> _Material supplied_
— start —

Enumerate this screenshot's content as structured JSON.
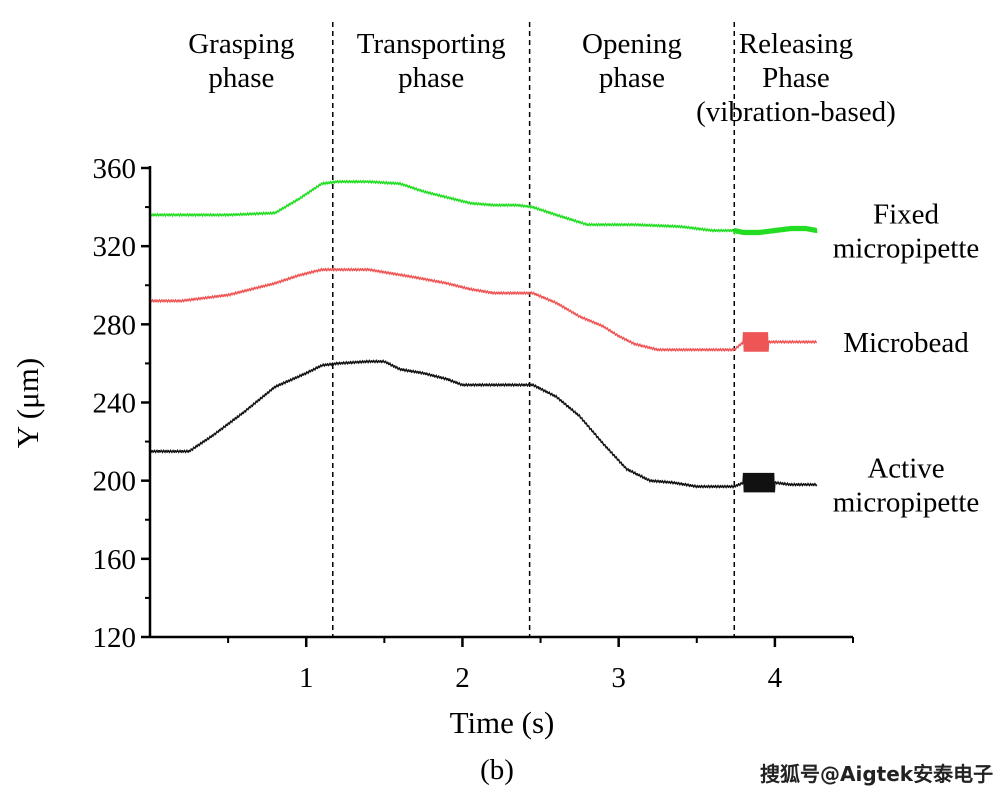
{
  "caption": "(b)",
  "watermark": "搜狐号@Aigtek安泰电子",
  "chart_data": {
    "type": "line",
    "xlabel": "Time (s)",
    "ylabel": "Y (μm)",
    "xlim": [
      0,
      4.5
    ],
    "ylim": [
      120,
      360
    ],
    "x_ticks": [
      1,
      2,
      3,
      4
    ],
    "y_ticks": [
      120,
      160,
      200,
      240,
      280,
      320,
      360
    ],
    "grid": false,
    "phase_boundaries": [
      1.17,
      2.43,
      3.74
    ],
    "phases": [
      {
        "lines": [
          "Grasping",
          "phase"
        ]
      },
      {
        "lines": [
          "Transporting",
          "phase"
        ]
      },
      {
        "lines": [
          "Opening",
          "phase"
        ]
      },
      {
        "lines": [
          "Releasing",
          "Phase",
          "(vibration-based)"
        ]
      }
    ],
    "series": [
      {
        "name": "Fixed micropipette",
        "label_lines": [
          "Fixed",
          "micropipette"
        ],
        "color": "#22dd22",
        "x": [
          0,
          0.2,
          0.5,
          0.8,
          0.95,
          1.1,
          1.2,
          1.4,
          1.6,
          1.75,
          1.9,
          2.05,
          2.2,
          2.35,
          2.45,
          2.6,
          2.8,
          2.95,
          3.1,
          3.4,
          3.6,
          3.74,
          3.8,
          3.9,
          4.0,
          4.1,
          4.2,
          4.27
        ],
        "y": [
          336,
          336,
          336,
          337,
          344,
          352,
          353,
          353,
          352,
          348,
          345,
          342,
          341,
          341,
          340,
          336,
          331,
          331,
          331,
          330,
          328,
          328,
          327,
          327,
          328,
          329,
          329,
          328
        ],
        "vibration": {
          "x_start": 3.74,
          "x_end": 4.27,
          "amplitude": 1.3
        }
      },
      {
        "name": "Microbead",
        "label_lines": [
          "Microbead"
        ],
        "color": "#ee5555",
        "x": [
          0,
          0.2,
          0.5,
          0.8,
          0.95,
          1.1,
          1.2,
          1.4,
          1.55,
          1.7,
          1.9,
          2.05,
          2.2,
          2.45,
          2.6,
          2.75,
          2.9,
          3.0,
          3.1,
          3.25,
          3.5,
          3.74,
          3.8,
          3.95,
          4.0,
          4.15,
          4.27
        ],
        "y": [
          292,
          292,
          295,
          301,
          305,
          308,
          308,
          308,
          306,
          304,
          301,
          298,
          296,
          296,
          291,
          284,
          279,
          274,
          270,
          267,
          267,
          267,
          271,
          271,
          271,
          271,
          271
        ],
        "vibration": {
          "x_start": 3.8,
          "x_end": 3.96,
          "amplitude": 5
        }
      },
      {
        "name": "Active micropipette",
        "label_lines": [
          "Active",
          "micropipette"
        ],
        "color": "#111111",
        "x": [
          0,
          0.25,
          0.4,
          0.6,
          0.8,
          1.0,
          1.1,
          1.2,
          1.4,
          1.5,
          1.6,
          1.75,
          1.9,
          2.0,
          2.1,
          2.45,
          2.6,
          2.75,
          2.9,
          3.05,
          3.2,
          3.35,
          3.5,
          3.74,
          3.8,
          4.0,
          4.1,
          4.27
        ],
        "y": [
          215,
          215,
          223,
          235,
          248,
          255,
          259,
          260,
          261,
          261,
          257,
          255,
          252,
          249,
          249,
          249,
          243,
          233,
          219,
          206,
          200,
          199,
          197,
          197,
          199,
          199,
          198,
          198
        ],
        "vibration": {
          "x_start": 3.8,
          "x_end": 4.0,
          "amplitude": 5
        }
      }
    ]
  }
}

— end —

> _Given task_
Locate the string "color" in the listing above and copy every line where it occurs.

> _Result of this task_
        "color": "#22dd22",
        "color": "#ee5555",
        "color": "#111111",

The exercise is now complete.